Locate every line below that contains the word "verified" and copy it.

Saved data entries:
↓

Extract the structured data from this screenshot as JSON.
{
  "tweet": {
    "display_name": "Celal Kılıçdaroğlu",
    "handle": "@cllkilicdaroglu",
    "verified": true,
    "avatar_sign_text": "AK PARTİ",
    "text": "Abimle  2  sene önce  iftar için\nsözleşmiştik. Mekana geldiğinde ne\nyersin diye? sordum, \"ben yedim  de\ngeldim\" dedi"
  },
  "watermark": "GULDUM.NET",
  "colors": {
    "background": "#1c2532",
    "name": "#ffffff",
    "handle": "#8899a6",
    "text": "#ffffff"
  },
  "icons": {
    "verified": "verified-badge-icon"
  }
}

↑

> [Correct response]:
    "verified": true,
    "verified": "verified-badge-icon"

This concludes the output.